## [Aim of the task]
Single out the lines that include the word "image". Copy them.

## [The input]

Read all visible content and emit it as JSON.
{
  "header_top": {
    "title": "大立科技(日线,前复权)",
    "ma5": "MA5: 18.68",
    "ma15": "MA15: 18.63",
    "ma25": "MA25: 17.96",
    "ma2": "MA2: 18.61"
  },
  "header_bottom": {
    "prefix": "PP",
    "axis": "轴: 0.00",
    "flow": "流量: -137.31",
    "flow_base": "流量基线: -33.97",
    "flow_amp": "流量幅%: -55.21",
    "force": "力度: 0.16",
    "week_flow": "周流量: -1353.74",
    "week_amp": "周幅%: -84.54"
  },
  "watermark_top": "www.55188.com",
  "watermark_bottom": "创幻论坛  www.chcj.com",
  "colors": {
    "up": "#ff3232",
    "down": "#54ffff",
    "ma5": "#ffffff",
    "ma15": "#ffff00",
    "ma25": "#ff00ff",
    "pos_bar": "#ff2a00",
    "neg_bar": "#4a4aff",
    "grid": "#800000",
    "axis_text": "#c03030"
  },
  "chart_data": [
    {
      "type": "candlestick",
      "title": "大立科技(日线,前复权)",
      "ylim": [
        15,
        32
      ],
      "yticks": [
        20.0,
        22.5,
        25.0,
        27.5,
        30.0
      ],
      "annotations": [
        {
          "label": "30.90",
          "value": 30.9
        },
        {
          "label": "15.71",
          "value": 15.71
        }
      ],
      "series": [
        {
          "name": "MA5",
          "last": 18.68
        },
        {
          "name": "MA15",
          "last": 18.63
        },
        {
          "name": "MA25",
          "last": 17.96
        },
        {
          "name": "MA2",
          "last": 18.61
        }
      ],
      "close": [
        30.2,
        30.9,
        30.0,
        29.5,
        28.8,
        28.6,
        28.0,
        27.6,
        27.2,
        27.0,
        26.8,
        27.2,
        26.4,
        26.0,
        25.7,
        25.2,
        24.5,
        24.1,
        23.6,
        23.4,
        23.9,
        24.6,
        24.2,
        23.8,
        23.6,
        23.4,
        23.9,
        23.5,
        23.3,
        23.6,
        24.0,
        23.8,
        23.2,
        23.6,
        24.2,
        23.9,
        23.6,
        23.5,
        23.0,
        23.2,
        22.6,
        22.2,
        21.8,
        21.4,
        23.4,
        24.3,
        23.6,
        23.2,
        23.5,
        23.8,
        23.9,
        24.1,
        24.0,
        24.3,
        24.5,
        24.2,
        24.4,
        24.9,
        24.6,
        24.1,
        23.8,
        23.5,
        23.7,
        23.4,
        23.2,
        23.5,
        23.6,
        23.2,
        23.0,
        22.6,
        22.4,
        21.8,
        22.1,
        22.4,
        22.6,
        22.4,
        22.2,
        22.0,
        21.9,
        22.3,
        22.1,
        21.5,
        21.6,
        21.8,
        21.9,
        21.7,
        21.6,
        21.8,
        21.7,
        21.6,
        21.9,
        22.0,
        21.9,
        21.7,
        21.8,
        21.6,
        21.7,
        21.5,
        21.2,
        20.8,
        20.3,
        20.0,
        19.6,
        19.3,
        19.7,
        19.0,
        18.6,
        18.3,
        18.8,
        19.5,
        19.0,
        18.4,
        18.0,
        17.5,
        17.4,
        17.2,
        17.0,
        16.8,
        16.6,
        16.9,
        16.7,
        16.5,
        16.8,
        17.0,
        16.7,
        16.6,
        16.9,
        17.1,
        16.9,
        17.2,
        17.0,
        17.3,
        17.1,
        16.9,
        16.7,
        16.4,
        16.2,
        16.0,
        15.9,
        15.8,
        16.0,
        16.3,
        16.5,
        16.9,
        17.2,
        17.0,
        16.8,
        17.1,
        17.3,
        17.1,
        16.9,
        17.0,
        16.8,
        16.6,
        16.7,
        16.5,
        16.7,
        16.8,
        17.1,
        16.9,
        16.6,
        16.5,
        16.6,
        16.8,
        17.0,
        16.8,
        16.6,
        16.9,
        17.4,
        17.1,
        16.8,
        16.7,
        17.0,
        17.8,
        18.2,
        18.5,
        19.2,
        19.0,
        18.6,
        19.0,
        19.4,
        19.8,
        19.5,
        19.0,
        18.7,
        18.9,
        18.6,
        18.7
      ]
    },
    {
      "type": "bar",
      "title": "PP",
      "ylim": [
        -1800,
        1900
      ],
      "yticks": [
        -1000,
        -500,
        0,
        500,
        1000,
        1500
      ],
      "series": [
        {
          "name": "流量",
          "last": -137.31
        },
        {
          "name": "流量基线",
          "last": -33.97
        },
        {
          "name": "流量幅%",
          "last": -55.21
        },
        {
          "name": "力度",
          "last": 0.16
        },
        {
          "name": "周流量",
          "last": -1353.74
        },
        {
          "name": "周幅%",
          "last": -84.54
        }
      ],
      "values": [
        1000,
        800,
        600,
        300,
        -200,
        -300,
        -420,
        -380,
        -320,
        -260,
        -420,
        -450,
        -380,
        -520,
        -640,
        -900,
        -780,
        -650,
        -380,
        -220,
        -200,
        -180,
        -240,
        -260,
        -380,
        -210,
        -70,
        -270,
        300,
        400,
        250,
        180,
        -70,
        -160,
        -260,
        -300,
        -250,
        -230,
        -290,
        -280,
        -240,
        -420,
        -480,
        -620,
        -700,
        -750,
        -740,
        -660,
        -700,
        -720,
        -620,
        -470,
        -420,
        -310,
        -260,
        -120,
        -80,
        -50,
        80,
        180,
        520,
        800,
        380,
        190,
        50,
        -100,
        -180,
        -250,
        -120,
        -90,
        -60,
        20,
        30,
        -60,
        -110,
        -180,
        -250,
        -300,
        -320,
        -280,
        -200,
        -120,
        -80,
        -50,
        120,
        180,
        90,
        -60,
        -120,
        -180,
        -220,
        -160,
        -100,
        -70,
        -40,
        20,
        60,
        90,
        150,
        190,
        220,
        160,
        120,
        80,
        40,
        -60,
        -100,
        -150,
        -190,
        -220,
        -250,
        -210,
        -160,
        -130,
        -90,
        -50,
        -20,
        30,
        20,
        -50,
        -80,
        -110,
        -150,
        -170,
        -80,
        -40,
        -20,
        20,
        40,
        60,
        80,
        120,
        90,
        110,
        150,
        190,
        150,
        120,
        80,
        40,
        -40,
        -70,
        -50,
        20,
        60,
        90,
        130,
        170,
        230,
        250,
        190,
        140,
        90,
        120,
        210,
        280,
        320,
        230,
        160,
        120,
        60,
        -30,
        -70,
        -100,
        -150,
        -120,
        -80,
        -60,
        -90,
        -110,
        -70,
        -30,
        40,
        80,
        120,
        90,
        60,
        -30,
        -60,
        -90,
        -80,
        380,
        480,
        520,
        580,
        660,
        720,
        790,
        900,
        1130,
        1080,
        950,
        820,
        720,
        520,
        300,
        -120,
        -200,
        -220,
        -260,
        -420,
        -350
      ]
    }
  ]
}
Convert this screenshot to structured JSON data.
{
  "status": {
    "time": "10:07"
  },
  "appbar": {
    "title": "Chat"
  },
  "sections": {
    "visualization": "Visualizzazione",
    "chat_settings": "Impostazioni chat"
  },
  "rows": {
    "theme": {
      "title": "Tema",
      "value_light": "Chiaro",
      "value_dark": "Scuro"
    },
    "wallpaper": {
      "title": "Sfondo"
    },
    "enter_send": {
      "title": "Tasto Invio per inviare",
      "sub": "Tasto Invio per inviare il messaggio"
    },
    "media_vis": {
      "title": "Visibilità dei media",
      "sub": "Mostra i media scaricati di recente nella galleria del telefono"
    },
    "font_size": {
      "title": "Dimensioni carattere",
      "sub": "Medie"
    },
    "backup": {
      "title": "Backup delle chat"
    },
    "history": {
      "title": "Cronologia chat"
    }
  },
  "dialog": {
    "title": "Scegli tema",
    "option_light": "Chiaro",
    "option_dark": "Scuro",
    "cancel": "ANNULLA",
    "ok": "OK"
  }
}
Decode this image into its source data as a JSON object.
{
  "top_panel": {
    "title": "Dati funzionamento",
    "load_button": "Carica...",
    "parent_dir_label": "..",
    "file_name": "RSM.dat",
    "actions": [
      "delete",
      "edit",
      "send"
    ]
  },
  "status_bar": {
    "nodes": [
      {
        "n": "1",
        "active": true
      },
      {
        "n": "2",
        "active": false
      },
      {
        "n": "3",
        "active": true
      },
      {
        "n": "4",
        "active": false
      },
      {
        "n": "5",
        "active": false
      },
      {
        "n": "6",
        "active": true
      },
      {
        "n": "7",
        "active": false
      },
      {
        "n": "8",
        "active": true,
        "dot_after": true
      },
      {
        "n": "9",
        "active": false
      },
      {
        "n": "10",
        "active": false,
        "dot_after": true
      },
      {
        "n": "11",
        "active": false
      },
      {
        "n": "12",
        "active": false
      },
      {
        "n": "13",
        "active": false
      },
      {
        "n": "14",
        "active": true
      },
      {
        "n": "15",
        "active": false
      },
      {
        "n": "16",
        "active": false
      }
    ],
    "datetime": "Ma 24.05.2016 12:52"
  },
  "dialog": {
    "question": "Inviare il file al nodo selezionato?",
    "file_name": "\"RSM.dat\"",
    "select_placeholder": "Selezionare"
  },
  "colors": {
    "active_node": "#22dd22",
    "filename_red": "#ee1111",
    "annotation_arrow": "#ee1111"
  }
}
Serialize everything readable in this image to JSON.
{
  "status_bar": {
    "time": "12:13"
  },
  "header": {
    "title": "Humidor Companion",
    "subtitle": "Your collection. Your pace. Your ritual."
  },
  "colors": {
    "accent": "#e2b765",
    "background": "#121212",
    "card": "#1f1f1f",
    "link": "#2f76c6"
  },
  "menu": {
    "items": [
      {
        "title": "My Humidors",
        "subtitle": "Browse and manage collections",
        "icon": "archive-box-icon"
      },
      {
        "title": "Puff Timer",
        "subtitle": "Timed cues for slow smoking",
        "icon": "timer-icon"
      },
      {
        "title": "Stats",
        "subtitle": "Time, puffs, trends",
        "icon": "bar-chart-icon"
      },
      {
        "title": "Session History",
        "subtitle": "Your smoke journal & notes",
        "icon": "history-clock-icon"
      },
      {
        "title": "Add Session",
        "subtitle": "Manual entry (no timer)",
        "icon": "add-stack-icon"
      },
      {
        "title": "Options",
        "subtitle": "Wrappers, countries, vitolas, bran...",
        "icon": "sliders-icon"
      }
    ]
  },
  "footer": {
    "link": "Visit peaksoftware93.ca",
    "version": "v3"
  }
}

## [Solution to this task]
Decode this image into its source data as a JSON object.
Serialize everything readable in this image to JSON.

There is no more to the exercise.